Tarefas:
1. Reescreva em forma de lista o parágrafo do texto sobre a Cia. Ormeo que começa com "Uma Mulher Vestida de Sol não é apenas uma peça", mantendo seus fatos principais.
2. Transcreva do texto sobre a Cia. Ormeo o trecho que começa em "O espetáculo Uma" e termina em "forte presença audiovisual.".
3. Responda às perguntas abaixo com base no texto sobre a Cia. Ormeo.
(a) Em que cidade está situada a Cia. Ormeo?
(b) Em que evento e em que cidade estreou o espetáculo Uma Mulher Vestida de Sol?
(c) Quem dirigiu a adaptação da peça de Suassuna?

Trecho do texto:
◇ ◇ ◇ ◇ ◇

Universidade Federal de Juiz de Fora / Universidade de São Paulo, Brasil

Abstract

The dialogues undertaken by the various forms of artistic expression characterize the entire history of humanity. In the twentieth century it is clear the influence of the media and technical devices in research and artistic creations. Dance has also, in different ways and styles, undergone significant changes. Both in its artistic and in the educational and social context, it uses the whole evolution of media in their creations, from those who already belonged to the dance, historically, as lighting and music, to the more recent use of cameras, image projectors and other technological means. This paper investigates the intermedial relations between dance, image, theater and music in the spectacles of Ormeo Company, a dance collective situated in the city of Cataguases (state of Minas Gerais, Brazil) and that placed in the contemporary dance dialogue, theater, music and audiovisual media by means of the image projection. This paper analyzes the work A woman dressed in the sun (2007), using the concept of intermediality, theorized by various authors and especially Irina Rajewsky. Ormeo Company’s spectacles have intermedial characteristics, since many artistic elements are interconnected through dance. Thus, the choreography and spectacles created by Ormeo can be said to enhance the aesthetic characteristics of theater, through its representations; music, through the differential treatment of voice and sounds and audiovisual through the image-body dialogue.

Keywords: Intermediality, Dance and tecnology, Ormeo Company, Contemporary art, Contemporary dance.

Introdução

O espetáculo Uma Mulher Vestida de Sol, encenado em 2007 pela Cia. Ormeo, parte da obra homônima de Ariano Suassuna para construir uma experiência cênica que transcende o teatro tradicional. Sua estreia ocorreu no encerramento do 2° CINEPORT – Festival de Cinema de Países de Língua Portuguesa, em João Pessoa, Paraíba, Brasil, em um contexto que já sugeria a fusão de linguagens – afinal, um festival de cinema abrigava uma adaptação teatral com forte presença audiovisual.

A peça de Suassuna, escrita originalmente em 1947 e revisada em 1957, é uma tragédia de raízes nordestinas, onde disputas de terra, violência e um amor impossível se entrelaçam. A adaptação dirigida por Daniela Guimarães não apenas preserva esse núcleo dramático, mas o expande através da dança, música e projeções visuais, criando um diálogo intermidiático que merece análise detalhada.

Uma Mulher Vestida de Sol não é apenas uma peça; é um marco na literatura dramática nordestina. Escrita por Ariano Suassuna aos 19 anos, a obra venceu um concurso do Teatro do Estudante de Pernambuco, inaugurando assim sua trajetória como dramaturgo. Em sua versão de 1957, revisitada, aprofunda elementos religiosos, fundindo o sagrado com o profano em um sertão marcado pela seca e pela luta pela sobrevivência.

◇ ◇ ◇ ◇ ◇

[Entradas de regiões rotuladas]
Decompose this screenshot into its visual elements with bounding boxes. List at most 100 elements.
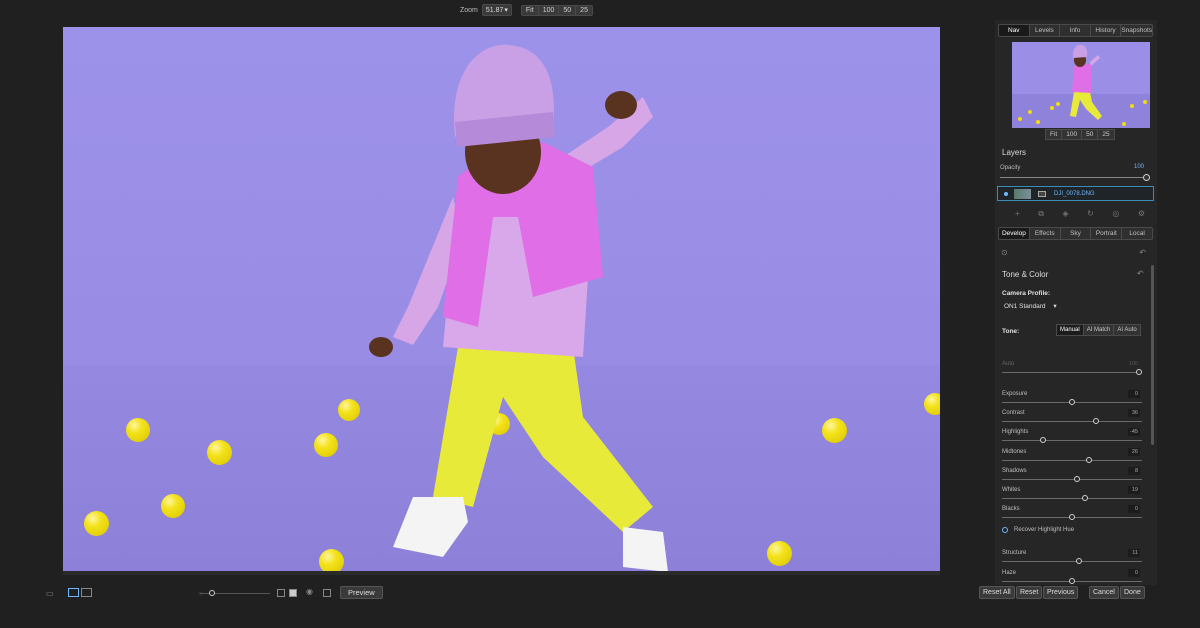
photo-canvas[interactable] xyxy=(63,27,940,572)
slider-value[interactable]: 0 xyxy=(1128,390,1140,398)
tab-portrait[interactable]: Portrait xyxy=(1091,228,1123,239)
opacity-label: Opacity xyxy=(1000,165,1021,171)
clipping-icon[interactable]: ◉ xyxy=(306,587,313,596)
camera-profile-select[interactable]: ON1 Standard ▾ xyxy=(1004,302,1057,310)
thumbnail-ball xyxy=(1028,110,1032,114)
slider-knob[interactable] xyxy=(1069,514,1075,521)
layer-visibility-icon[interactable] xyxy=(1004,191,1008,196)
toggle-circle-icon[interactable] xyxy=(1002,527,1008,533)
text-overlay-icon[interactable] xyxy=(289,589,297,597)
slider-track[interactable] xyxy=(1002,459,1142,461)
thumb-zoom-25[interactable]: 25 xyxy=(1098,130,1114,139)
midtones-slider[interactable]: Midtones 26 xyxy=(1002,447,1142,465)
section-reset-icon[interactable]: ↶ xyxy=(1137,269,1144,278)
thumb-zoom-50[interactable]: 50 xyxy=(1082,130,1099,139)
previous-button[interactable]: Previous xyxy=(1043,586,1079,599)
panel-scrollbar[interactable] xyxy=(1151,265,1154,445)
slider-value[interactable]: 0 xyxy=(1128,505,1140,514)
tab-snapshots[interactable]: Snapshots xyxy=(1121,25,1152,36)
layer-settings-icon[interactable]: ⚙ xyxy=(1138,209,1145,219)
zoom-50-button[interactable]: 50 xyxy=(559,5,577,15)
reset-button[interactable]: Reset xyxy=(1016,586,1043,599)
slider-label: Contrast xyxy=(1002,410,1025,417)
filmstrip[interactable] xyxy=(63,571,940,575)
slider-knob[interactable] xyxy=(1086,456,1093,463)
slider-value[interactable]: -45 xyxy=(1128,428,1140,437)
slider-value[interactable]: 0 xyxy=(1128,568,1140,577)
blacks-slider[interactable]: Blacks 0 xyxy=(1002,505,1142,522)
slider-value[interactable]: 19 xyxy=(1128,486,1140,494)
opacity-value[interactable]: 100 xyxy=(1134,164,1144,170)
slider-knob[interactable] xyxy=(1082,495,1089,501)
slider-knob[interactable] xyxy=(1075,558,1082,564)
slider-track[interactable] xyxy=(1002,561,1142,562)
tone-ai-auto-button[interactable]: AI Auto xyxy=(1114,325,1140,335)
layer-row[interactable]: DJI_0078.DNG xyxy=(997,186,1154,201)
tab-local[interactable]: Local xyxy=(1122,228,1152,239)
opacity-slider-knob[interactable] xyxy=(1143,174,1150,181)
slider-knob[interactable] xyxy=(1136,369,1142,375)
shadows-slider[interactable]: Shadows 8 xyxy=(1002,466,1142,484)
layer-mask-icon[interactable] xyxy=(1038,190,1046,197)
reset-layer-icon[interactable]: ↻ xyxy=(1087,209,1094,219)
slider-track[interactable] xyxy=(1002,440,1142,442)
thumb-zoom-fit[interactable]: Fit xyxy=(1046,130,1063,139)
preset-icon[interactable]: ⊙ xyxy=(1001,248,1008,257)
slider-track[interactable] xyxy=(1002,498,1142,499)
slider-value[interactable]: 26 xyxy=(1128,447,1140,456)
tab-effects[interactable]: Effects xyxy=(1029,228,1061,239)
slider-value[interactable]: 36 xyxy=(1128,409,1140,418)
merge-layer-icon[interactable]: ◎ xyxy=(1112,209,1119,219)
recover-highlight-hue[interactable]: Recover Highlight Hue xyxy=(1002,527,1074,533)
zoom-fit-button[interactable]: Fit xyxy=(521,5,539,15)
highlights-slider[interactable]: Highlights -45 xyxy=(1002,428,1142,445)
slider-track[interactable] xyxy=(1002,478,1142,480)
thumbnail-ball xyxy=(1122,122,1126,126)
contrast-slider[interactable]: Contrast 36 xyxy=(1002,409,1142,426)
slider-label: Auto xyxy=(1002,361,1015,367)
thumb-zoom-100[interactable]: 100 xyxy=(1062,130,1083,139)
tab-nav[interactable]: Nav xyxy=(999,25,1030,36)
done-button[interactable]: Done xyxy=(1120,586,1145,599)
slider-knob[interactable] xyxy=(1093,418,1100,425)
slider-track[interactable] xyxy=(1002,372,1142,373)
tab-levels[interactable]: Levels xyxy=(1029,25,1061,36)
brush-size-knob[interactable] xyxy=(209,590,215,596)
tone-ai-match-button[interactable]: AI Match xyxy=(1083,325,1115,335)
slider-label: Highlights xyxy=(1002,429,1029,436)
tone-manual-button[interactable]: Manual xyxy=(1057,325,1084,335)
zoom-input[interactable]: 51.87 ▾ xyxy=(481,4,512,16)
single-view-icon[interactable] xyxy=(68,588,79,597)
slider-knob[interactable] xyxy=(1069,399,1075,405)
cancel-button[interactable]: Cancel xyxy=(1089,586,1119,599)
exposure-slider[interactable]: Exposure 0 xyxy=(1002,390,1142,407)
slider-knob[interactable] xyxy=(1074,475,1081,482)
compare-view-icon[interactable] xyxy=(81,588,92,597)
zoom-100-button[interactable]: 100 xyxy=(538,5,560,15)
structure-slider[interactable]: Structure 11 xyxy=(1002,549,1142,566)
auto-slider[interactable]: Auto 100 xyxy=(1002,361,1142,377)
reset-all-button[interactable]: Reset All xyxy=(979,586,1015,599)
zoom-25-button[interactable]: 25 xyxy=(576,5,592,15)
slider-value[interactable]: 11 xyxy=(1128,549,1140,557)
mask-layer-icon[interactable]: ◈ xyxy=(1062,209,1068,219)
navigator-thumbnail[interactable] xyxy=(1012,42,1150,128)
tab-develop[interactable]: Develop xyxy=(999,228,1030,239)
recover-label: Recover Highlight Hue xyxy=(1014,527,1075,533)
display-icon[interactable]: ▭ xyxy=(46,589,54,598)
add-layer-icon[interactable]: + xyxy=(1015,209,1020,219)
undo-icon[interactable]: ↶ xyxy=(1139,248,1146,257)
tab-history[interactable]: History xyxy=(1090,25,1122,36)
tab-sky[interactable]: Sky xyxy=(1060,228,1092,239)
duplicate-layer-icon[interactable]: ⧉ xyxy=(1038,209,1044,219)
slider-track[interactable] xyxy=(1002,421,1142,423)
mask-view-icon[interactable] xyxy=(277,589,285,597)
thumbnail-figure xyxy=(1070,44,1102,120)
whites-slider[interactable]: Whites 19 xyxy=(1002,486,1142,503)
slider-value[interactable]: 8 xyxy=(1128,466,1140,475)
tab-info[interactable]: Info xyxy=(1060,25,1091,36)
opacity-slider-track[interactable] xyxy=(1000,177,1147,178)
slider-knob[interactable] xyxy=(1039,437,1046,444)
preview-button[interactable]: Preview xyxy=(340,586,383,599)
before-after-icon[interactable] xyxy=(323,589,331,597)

◇ ◇ ◇ ◇ ◇

Respostas em ordem:
1.
- Uma Mulher Vestida de Sol é um marco na literatura dramática nordestina.
- Ariano Suassuna escreveu a peça aos 19 anos.
- A obra venceu um concurso do Teatro do Estudante de Pernambuco, o que inaugurou a trajetória de Suassuna como dramaturgo.
- A versão revisada de 1957 aprofunda os elementos religiosos.
- Nessa versão, o sagrado se funde ao profano em um sertão marcado pela seca e pela luta pela sobrevivência.

2.
O espetáculo Uma Mulher Vestida de Sol, encenado em 2007 pela Cia. Ormeo, parte da obra homônima de Ariano Suassuna para construir uma experiência cênica que transcende o teatro tradicional. Sua estreia ocorreu no encerramento do 2° CINEPORT – Festival de Cinema de Países de Língua Portuguesa, em João Pessoa, Paraíba, Brasil, em um contexto que já sugeria a fusão de linguagens – afinal, um festival de cinema abrigava uma adaptação teatral com forte presença audiovisual.

3.
(a) Em Cataguases, no estado de Minas Gerais, Brasil.
(b) No encerramento do 2° CINEPORT – Festival de Cinema de Países de Língua Portuguesa, em João Pessoa, Paraíba.
(c) Daniela Guimarães.